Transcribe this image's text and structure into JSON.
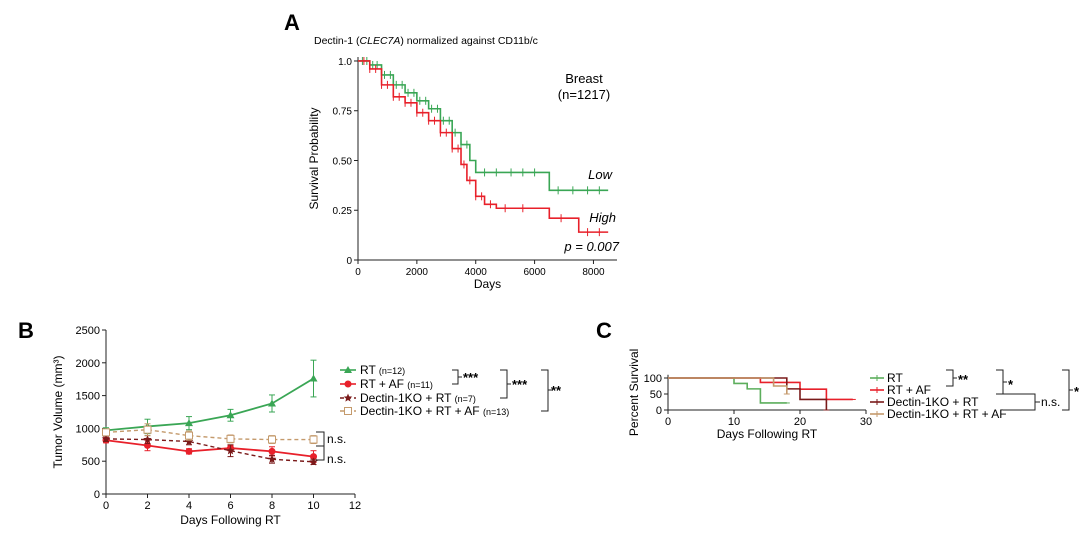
{
  "colors": {
    "axis": "#222222",
    "green": "#3aa655",
    "red": "#e8202a",
    "darkred": "#7a1a1a",
    "tan": "#c49a6c",
    "rt_green": "#5cae5c",
    "grey": "#888888"
  },
  "chart_data": [
    {
      "type": "line",
      "panel": "A",
      "title": "Dectin-1 (",
      "title_gene": "CLEC7A",
      "title_rest": ") normalized against CD11b/c",
      "xlabel": "Days",
      "ylabel": "Survival Probability",
      "xlim": [
        0,
        8800
      ],
      "ylim": [
        0,
        1.02
      ],
      "xticks": [
        0,
        2000,
        4000,
        6000,
        8000
      ],
      "xtick_labels": [
        "0",
        "2000",
        "4000",
        "6000",
        "8000"
      ],
      "yticks": [
        0,
        0.25,
        0.5,
        0.75,
        1.0
      ],
      "ytick_labels": [
        "0",
        "0.25",
        "0.50",
        "0.75",
        "1.0"
      ],
      "annotation_cohort": "Breast",
      "annotation_n": "(n=1217)",
      "annotation_p": "p = 0.007",
      "series": [
        {
          "name": "Low",
          "color": "green",
          "x": [
            0,
            400,
            800,
            1200,
            1600,
            2000,
            2400,
            2800,
            3200,
            3500,
            3800,
            3900,
            4000,
            6400,
            6500,
            8500
          ],
          "values": [
            1.0,
            0.98,
            0.93,
            0.88,
            0.84,
            0.8,
            0.76,
            0.7,
            0.64,
            0.58,
            0.5,
            0.5,
            0.44,
            0.44,
            0.35,
            0.35
          ],
          "censor_x": [
            150,
            300,
            500,
            650,
            900,
            1100,
            1300,
            1500,
            1700,
            1900,
            2100,
            2300,
            2500,
            2700,
            2900,
            3100,
            3300,
            3500,
            3700,
            4300,
            4700,
            5200,
            5600,
            6000,
            6800,
            7300,
            7800,
            8200
          ]
        },
        {
          "name": "High",
          "color": "red",
          "x": [
            0,
            400,
            800,
            1200,
            1600,
            2000,
            2400,
            2800,
            3200,
            3500,
            3700,
            4000,
            4300,
            4700,
            6400,
            6500,
            7400,
            7500,
            8500
          ],
          "values": [
            1.0,
            0.96,
            0.88,
            0.82,
            0.79,
            0.74,
            0.7,
            0.64,
            0.56,
            0.48,
            0.4,
            0.32,
            0.28,
            0.26,
            0.26,
            0.21,
            0.21,
            0.14,
            0.14
          ],
          "censor_x": [
            200,
            400,
            600,
            800,
            1000,
            1200,
            1400,
            1600,
            1800,
            2000,
            2200,
            2400,
            2600,
            2800,
            3000,
            3200,
            3400,
            3600,
            3800,
            4000,
            4200,
            4500,
            5000,
            5600,
            6900,
            7800,
            8200
          ]
        }
      ]
    },
    {
      "type": "line",
      "panel": "B",
      "xlabel": "Days Following RT",
      "ylabel": "Tumor Volume (mm³)",
      "xlim": [
        0,
        12
      ],
      "ylim": [
        0,
        2500
      ],
      "xticks": [
        0,
        2,
        4,
        6,
        8,
        10,
        12
      ],
      "xtick_labels": [
        "0",
        "2",
        "4",
        "6",
        "8",
        "10",
        "12"
      ],
      "yticks": [
        0,
        500,
        1000,
        1500,
        2000,
        2500
      ],
      "ytick_labels": [
        "0",
        "500",
        "1000",
        "1500",
        "2000",
        "2500"
      ],
      "x": [
        0,
        2,
        4,
        6,
        8,
        10
      ],
      "series": [
        {
          "name": "RT",
          "n": "(n=12)",
          "color": "green",
          "dash": false,
          "marker": "triangle",
          "values": [
            970,
            1030,
            1080,
            1200,
            1380,
            1760
          ],
          "err": [
            40,
            110,
            100,
            90,
            130,
            280
          ]
        },
        {
          "name": "RT + AF",
          "n": "(n=11)",
          "color": "red",
          "dash": false,
          "marker": "circle",
          "values": [
            820,
            740,
            650,
            700,
            650,
            570
          ],
          "err": [
            40,
            80,
            40,
            40,
            70,
            90
          ]
        },
        {
          "name": "Dectin-1KO + RT",
          "n": "(n=7)",
          "color": "darkred",
          "dash": true,
          "marker": "star",
          "values": [
            840,
            830,
            800,
            660,
            530,
            490
          ],
          "err": [
            40,
            60,
            50,
            90,
            60,
            40
          ]
        },
        {
          "name": "Dectin-1KO + RT + AF",
          "n": "(n=13)",
          "color": "tan",
          "dash": true,
          "marker": "square",
          "values": [
            940,
            980,
            890,
            840,
            830,
            830
          ],
          "err": [
            40,
            90,
            70,
            60,
            60,
            60
          ]
        }
      ],
      "sig_1": "***",
      "sig_2": "***",
      "sig_3": "**",
      "ns_1": "n.s.",
      "ns_2": "n.s."
    },
    {
      "type": "line",
      "panel": "C",
      "xlabel": "Days Following RT",
      "ylabel": "Percent Survival",
      "xlim": [
        0,
        30
      ],
      "ylim": [
        0,
        110
      ],
      "xticks": [
        0,
        10,
        20,
        30
      ],
      "xtick_labels": [
        "0",
        "10",
        "20",
        "30"
      ],
      "yticks": [
        0,
        50,
        100
      ],
      "ytick_labels": [
        "0",
        "50",
        "100"
      ],
      "series": [
        {
          "name": "RT",
          "color": "rt_green",
          "x": [
            0,
            10,
            10,
            12,
            12,
            14,
            14,
            18
          ],
          "values": [
            100,
            100,
            83,
            83,
            66,
            66,
            22,
            22
          ]
        },
        {
          "name": "RT + AF",
          "color": "red",
          "x": [
            0,
            14,
            14,
            20,
            20,
            24,
            24,
            28
          ],
          "values": [
            100,
            100,
            86,
            86,
            65,
            65,
            33,
            33
          ]
        },
        {
          "name": "Dectin-1KO + RT",
          "color": "darkred",
          "x": [
            0,
            18,
            18,
            20,
            20,
            22,
            22,
            24,
            24
          ],
          "values": [
            100,
            100,
            66,
            66,
            33,
            33,
            33,
            33,
            0
          ]
        },
        {
          "name": "Dectin-1KO + RT + AF",
          "color": "tan",
          "x": [
            0,
            16,
            16,
            18,
            18
          ],
          "values": [
            100,
            100,
            75,
            75,
            50
          ]
        }
      ],
      "sig_1": "**",
      "sig_2": "*",
      "sig_3": "*",
      "ns_1": "n.s."
    }
  ],
  "panels": {
    "a": "A",
    "b": "B",
    "c": "C"
  },
  "legend_a": {
    "low": "Low",
    "high": "High"
  }
}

__________

• [Exercise requirements] Repeat every record exactly, but not the pictures.

• [Completed exercise]
Transcribe this image's text and structure into JSON.
{
  "colors": {
    "axis": "#222222",
    "green": "#3aa655",
    "red": "#e8202a",
    "darkred": "#7a1a1a",
    "tan": "#c49a6c",
    "rt_green": "#5cae5c",
    "grey": "#888888"
  },
  "chart_data": [
    {
      "type": "line",
      "panel": "A",
      "title": "Dectin-1 (",
      "title_gene": "CLEC7A",
      "title_rest": ") normalized against CD11b/c",
      "xlabel": "Days",
      "ylabel": "Survival Probability",
      "xlim": [
        0,
        8800
      ],
      "ylim": [
        0,
        1.02
      ],
      "xticks": [
        0,
        2000,
        4000,
        6000,
        8000
      ],
      "xtick_labels": [
        "0",
        "2000",
        "4000",
        "6000",
        "8000"
      ],
      "yticks": [
        0,
        0.25,
        0.5,
        0.75,
        1.0
      ],
      "ytick_labels": [
        "0",
        "0.25",
        "0.50",
        "0.75",
        "1.0"
      ],
      "annotation_cohort": "Breast",
      "annotation_n": "(n=1217)",
      "annotation_p": "p = 0.007",
      "series": [
        {
          "name": "Low",
          "color": "green",
          "x": [
            0,
            400,
            800,
            1200,
            1600,
            2000,
            2400,
            2800,
            3200,
            3500,
            3800,
            3900,
            4000,
            6400,
            6500,
            8500
          ],
          "values": [
            1.0,
            0.98,
            0.93,
            0.88,
            0.84,
            0.8,
            0.76,
            0.7,
            0.64,
            0.58,
            0.5,
            0.5,
            0.44,
            0.44,
            0.35,
            0.35
          ],
          "censor_x": [
            150,
            300,
            500,
            650,
            900,
            1100,
            1300,
            1500,
            1700,
            1900,
            2100,
            2300,
            2500,
            2700,
            2900,
            3100,
            3300,
            3500,
            3700,
            4300,
            4700,
            5200,
            5600,
            6000,
            6800,
            7300,
            7800,
            8200
          ]
        },
        {
          "name": "High",
          "color": "red",
          "x": [
            0,
            400,
            800,
            1200,
            1600,
            2000,
            2400,
            2800,
            3200,
            3500,
            3700,
            4000,
            4300,
            4700,
            6400,
            6500,
            7400,
            7500,
            8500
          ],
          "values": [
            1.0,
            0.96,
            0.88,
            0.82,
            0.79,
            0.74,
            0.7,
            0.64,
            0.56,
            0.48,
            0.4,
            0.32,
            0.28,
            0.26,
            0.26,
            0.21,
            0.21,
            0.14,
            0.14
          ],
          "censor_x": [
            200,
            400,
            600,
            800,
            1000,
            1200,
            1400,
            1600,
            1800,
            2000,
            2200,
            2400,
            2600,
            2800,
            3000,
            3200,
            3400,
            3600,
            3800,
            4000,
            4200,
            4500,
            5000,
            5600,
            6900,
            7800,
            8200
          ]
        }
      ]
    },
    {
      "type": "line",
      "panel": "B",
      "xlabel": "Days Following RT",
      "ylabel": "Tumor Volume (mm³)",
      "xlim": [
        0,
        12
      ],
      "ylim": [
        0,
        2500
      ],
      "xticks": [
        0,
        2,
        4,
        6,
        8,
        10,
        12
      ],
      "xtick_labels": [
        "0",
        "2",
        "4",
        "6",
        "8",
        "10",
        "12"
      ],
      "yticks": [
        0,
        500,
        1000,
        1500,
        2000,
        2500
      ],
      "ytick_labels": [
        "0",
        "500",
        "1000",
        "1500",
        "2000",
        "2500"
      ],
      "x": [
        0,
        2,
        4,
        6,
        8,
        10
      ],
      "series": [
        {
          "name": "RT",
          "n": "(n=12)",
          "color": "green",
          "dash": false,
          "marker": "triangle",
          "values": [
            970,
            1030,
            1080,
            1200,
            1380,
            1760
          ],
          "err": [
            40,
            110,
            100,
            90,
            130,
            280
          ]
        },
        {
          "name": "RT + AF",
          "n": "(n=11)",
          "color": "red",
          "dash": false,
          "marker": "circle",
          "values": [
            820,
            740,
            650,
            700,
            650,
            570
          ],
          "err": [
            40,
            80,
            40,
            40,
            70,
            90
          ]
        },
        {
          "name": "Dectin-1KO + RT",
          "n": "(n=7)",
          "color": "darkred",
          "dash": true,
          "marker": "star",
          "values": [
            840,
            830,
            800,
            660,
            530,
            490
          ],
          "err": [
            40,
            60,
            50,
            90,
            60,
            40
          ]
        },
        {
          "name": "Dectin-1KO + RT + AF",
          "n": "(n=13)",
          "color": "tan",
          "dash": true,
          "marker": "square",
          "values": [
            940,
            980,
            890,
            840,
            830,
            830
          ],
          "err": [
            40,
            90,
            70,
            60,
            60,
            60
          ]
        }
      ],
      "sig_1": "***",
      "sig_2": "***",
      "sig_3": "**",
      "ns_1": "n.s.",
      "ns_2": "n.s."
    },
    {
      "type": "line",
      "panel": "C",
      "xlabel": "Days Following RT",
      "ylabel": "Percent Survival",
      "xlim": [
        0,
        30
      ],
      "ylim": [
        0,
        110
      ],
      "xticks": [
        0,
        10,
        20,
        30
      ],
      "xtick_labels": [
        "0",
        "10",
        "20",
        "30"
      ],
      "yticks": [
        0,
        50,
        100
      ],
      "ytick_labels": [
        "0",
        "50",
        "100"
      ],
      "series": [
        {
          "name": "RT",
          "color": "rt_green",
          "x": [
            0,
            10,
            10,
            12,
            12,
            14,
            14,
            18
          ],
          "values": [
            100,
            100,
            83,
            83,
            66,
            66,
            22,
            22
          ]
        },
        {
          "name": "RT + AF",
          "color": "red",
          "x": [
            0,
            14,
            14,
            20,
            20,
            24,
            24,
            28
          ],
          "values": [
            100,
            100,
            86,
            86,
            65,
            65,
            33,
            33
          ]
        },
        {
          "name": "Dectin-1KO + RT",
          "color": "darkred",
          "x": [
            0,
            18,
            18,
            20,
            20,
            22,
            22,
            24,
            24
          ],
          "values": [
            100,
            100,
            66,
            66,
            33,
            33,
            33,
            33,
            0
          ]
        },
        {
          "name": "Dectin-1KO + RT + AF",
          "color": "tan",
          "x": [
            0,
            16,
            16,
            18,
            18
          ],
          "values": [
            100,
            100,
            75,
            75,
            50
          ]
        }
      ],
      "sig_1": "**",
      "sig_2": "*",
      "sig_3": "*",
      "ns_1": "n.s."
    }
  ],
  "panels": {
    "a": "A",
    "b": "B",
    "c": "C"
  },
  "legend_a": {
    "low": "Low",
    "high": "High"
  }
}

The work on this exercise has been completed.